*DATASET CONTENT*.
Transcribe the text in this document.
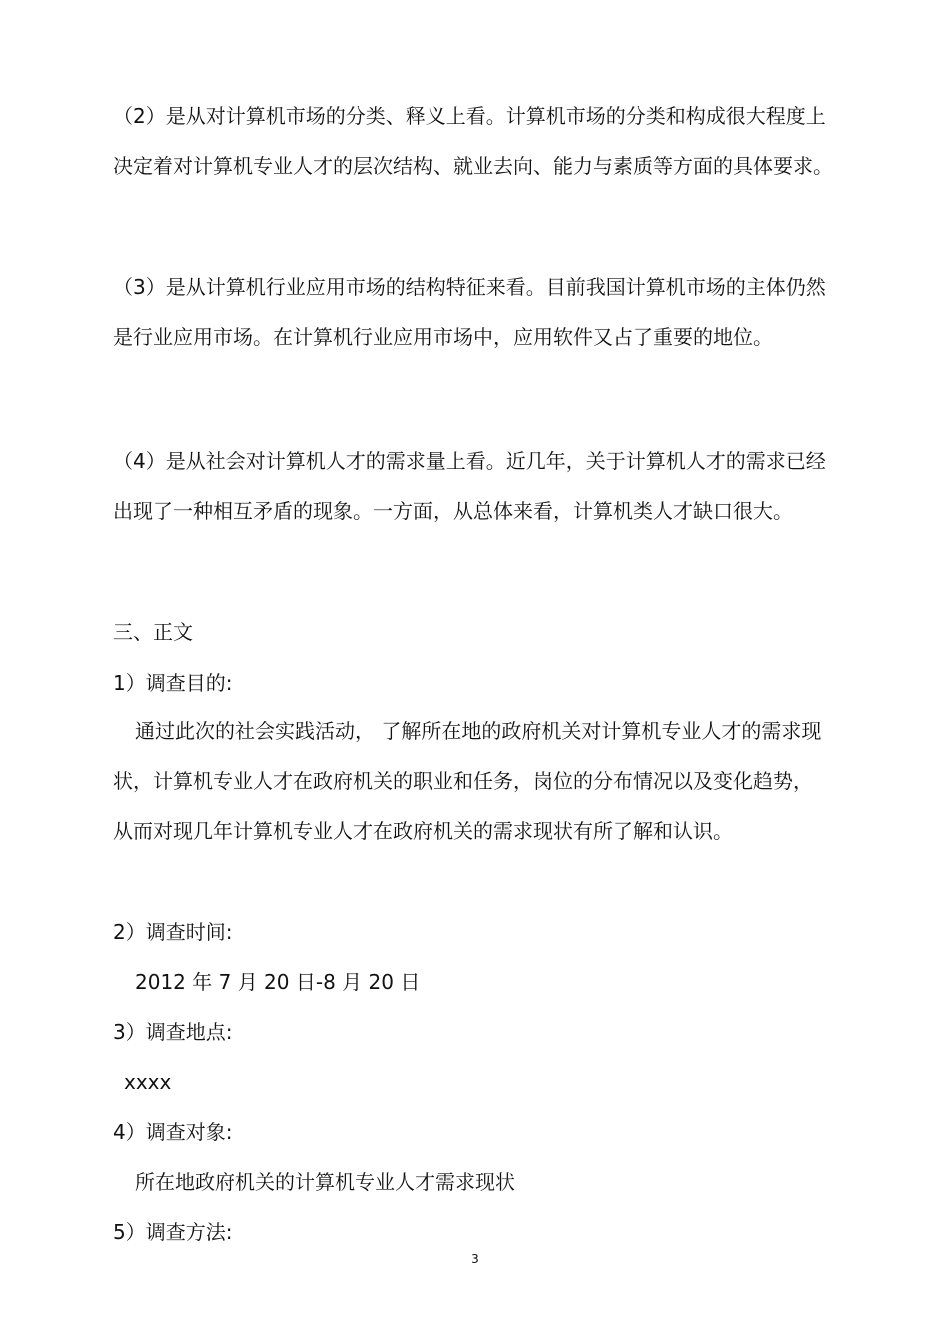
（2）是从对计算机市场的分类、释义上看。计算机市场的分类和构成很大程度上决定着对计算机专业人才的层次结构、就业去向、能力与素质等方面的具体要求。

（3）是从计算机行业应用市场的结构特征来看。目前我国计算机市场的主体仍然是行业应用市场。在计算机行业应用市场中，应用软件又占了重要的地位。

（4）是从社会对计算机人才的需求量上看。近几年，关于计算机人才的需求已经出现了一种相互矛盾的现象。一方面，从总体来看，计算机类人才缺口很大。

三、正文
1）调查目的:

通过此次的社会实践活动， 了解所在地的政府机关对计算机专业人才的需求现状，计算机专业人才在政府机关的职业和任务，岗位的分布情况以及变化趋势， 从而对现几年计算机专业人才在政府机关的需求现状有所了解和认识。

2）调查时间:
2012 年 7 月 20 日-8 月 20 日
3）调查地点:
xxxx
4）调查对象:
所在地政府机关的计算机专业人才需求现状
5）调查方法:
3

*TASK PROMPT*. From the listing, extract all text exactly as given and drop any picture.

*TASK ANSWER*.
Transcribe the text in this document.
（2）是从对计算机市场的分类、释义上看。计算机市场的分类和构成很大程度上决定着对计算机专业人才的层次结构、就业去向、能力与素质等方面的具体要求。

（3）是从计算机行业应用市场的结构特征来看。目前我国计算机市场的主体仍然是行业应用市场。在计算机行业应用市场中，应用软件又占了重要的地位。

（4）是从社会对计算机人才的需求量上看。近几年，关于计算机人才的需求已经出现了一种相互矛盾的现象。一方面，从总体来看，计算机类人才缺口很大。

三、正文
1）调查目的:

通过此次的社会实践活动， 了解所在地的政府机关对计算机专业人才的需求现状，计算机专业人才在政府机关的职业和任务，岗位的分布情况以及变化趋势， 从而对现几年计算机专业人才在政府机关的需求现状有所了解和认识。

2）调查时间:
2012 年 7 月 20 日-8 月 20 日
3）调查地点:
xxxx
4）调查对象:
所在地政府机关的计算机专业人才需求现状
5）调查方法:
3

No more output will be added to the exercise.